_Items from a data source_:

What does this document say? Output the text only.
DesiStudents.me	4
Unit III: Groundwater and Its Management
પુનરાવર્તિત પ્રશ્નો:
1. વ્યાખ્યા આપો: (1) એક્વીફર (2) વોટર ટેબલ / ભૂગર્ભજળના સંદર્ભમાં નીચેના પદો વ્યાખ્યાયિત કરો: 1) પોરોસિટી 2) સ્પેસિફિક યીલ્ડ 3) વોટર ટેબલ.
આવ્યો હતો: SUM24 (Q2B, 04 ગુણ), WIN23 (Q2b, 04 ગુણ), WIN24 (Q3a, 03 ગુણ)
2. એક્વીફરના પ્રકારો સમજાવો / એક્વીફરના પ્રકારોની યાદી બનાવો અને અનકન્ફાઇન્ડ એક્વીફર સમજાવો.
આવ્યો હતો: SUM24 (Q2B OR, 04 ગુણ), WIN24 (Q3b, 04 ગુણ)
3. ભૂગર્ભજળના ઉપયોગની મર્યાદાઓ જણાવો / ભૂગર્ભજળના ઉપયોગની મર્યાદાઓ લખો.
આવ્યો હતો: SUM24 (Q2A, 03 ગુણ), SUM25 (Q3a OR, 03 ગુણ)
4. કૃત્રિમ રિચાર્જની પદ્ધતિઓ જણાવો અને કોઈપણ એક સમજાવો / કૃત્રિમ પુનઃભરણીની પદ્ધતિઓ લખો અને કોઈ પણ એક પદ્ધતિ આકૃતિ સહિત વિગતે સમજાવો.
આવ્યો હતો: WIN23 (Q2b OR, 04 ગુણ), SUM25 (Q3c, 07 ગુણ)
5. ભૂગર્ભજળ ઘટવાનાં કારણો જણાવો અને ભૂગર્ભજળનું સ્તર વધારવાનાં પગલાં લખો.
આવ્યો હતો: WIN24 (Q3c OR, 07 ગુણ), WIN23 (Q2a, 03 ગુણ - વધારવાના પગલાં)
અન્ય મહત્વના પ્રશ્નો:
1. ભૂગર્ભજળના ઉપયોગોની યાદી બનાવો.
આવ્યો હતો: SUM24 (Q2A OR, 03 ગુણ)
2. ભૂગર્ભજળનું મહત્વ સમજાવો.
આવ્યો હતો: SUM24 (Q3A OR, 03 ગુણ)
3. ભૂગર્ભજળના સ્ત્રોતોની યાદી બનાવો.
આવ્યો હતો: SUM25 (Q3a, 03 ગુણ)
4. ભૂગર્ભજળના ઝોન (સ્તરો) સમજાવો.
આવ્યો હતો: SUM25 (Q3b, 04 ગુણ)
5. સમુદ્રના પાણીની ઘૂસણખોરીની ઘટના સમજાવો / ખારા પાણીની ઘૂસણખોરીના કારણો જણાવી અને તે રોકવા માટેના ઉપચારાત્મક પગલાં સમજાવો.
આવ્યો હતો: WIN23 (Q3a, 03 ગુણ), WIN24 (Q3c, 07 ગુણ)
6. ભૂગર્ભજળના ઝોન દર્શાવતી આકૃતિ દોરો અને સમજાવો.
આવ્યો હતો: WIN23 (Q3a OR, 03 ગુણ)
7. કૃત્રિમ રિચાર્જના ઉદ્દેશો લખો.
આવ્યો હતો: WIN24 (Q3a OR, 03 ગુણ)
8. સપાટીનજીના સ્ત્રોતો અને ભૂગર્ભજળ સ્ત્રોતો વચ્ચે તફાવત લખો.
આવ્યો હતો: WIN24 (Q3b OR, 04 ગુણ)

_Work required_: From the first line to the last, retype the data exactly.

_Answer to this task_:
What does this document say? Output the text only.
DesiStudents.me	4
Unit III: Groundwater and Its Management
પુનરાવર્તિત પ્રશ્નો:
1. વ્યાખ્યા આપો: (1) એક્વીફર (2) વોટર ટેબલ / ભૂગર્ભજળના સંદર્ભમાં નીચેના પદો વ્યાખ્યાયિત કરો: 1) પોરોસિટી 2) સ્પેસિફિક યીલ્ડ 3) વોટર ટેબલ.
આવ્યો હતો: SUM24 (Q2B, 04 ગુણ), WIN23 (Q2b, 04 ગુણ), WIN24 (Q3a, 03 ગુણ)
2. એક્વીફરના પ્રકારો સમજાવો / એક્વીફરના પ્રકારોની યાદી બનાવો અને અનકન્ફાઇન્ડ એક્વીફર સમજાવો.
આવ્યો હતો: SUM24 (Q2B OR, 04 ગુણ), WIN24 (Q3b, 04 ગુણ)
3. ભૂગર્ભજળના ઉપયોગની મર્યાદાઓ જણાવો / ભૂગર્ભજળના ઉપયોગની મર્યાદાઓ લખો.
આવ્યો હતો: SUM24 (Q2A, 03 ગુણ), SUM25 (Q3a OR, 03 ગુણ)
4. કૃત્રિમ રિચાર્જની પદ્ધતિઓ જણાવો અને કોઈપણ એક સમજાવો / કૃત્રિમ પુનઃભરણીની પદ્ધતિઓ લખો અને કોઈ પણ એક પદ્ધતિ આકૃતિ સહિત વિગતે સમજાવો.
આવ્યો હતો: WIN23 (Q2b OR, 04 ગુણ), SUM25 (Q3c, 07 ગુણ)
5. ભૂગર્ભજળ ઘટવાનાં કારણો જણાવો અને ભૂગર્ભજળનું સ્તર વધારવાનાં પગલાં લખો.
આવ્યો હતો: WIN24 (Q3c OR, 07 ગુણ), WIN23 (Q2a, 03 ગુણ - વધારવાના પગલાં)
અન્ય મહત્વના પ્રશ્નો:
1. ભૂગર્ભજળના ઉપયોગોની યાદી બનાવો.
આવ્યો હતો: SUM24 (Q2A OR, 03 ગુણ)
2. ભૂગર્ભજળનું મહત્વ સમજાવો.
આવ્યો હતો: SUM24 (Q3A OR, 03 ગુણ)
3. ભૂગર્ભજળના સ્ત્રોતોની યાદી બનાવો.
આવ્યો હતો: SUM25 (Q3a, 03 ગુણ)
4. ભૂગર્ભજળના ઝોન (સ્તરો) સમજાવો.
આવ્યો હતો: SUM25 (Q3b, 04 ગુણ)
5. સમુદ્રના પાણીની ઘૂસણખોરીની ઘટના સમજાવો / ખારા પાણીની ઘૂસણખોરીના કારણો જણાવી અને તે રોકવા માટેના ઉપચારાત્મક પગલાં સમજાવો.
આવ્યો હતો: WIN23 (Q3a, 03 ગુણ), WIN24 (Q3c, 07 ગુણ)
6. ભૂગર્ભજળના ઝોન દર્શાવતી આકૃતિ દોરો અને સમજાવો.
આવ્યો હતો: WIN23 (Q3a OR, 03 ગુણ)
7. કૃત્રિમ રિચાર્જના ઉદ્દેશો લખો.
આવ્યો હતો: WIN24 (Q3a OR, 03 ગુણ)
8. સપાટીનજીના સ્ત્રોતો અને ભૂગર્ભજળ સ્ત્રોતો વચ્ચે તફાવત લખો.
આવ્યો હતો: WIN24 (Q3b OR, 04 ગુણ)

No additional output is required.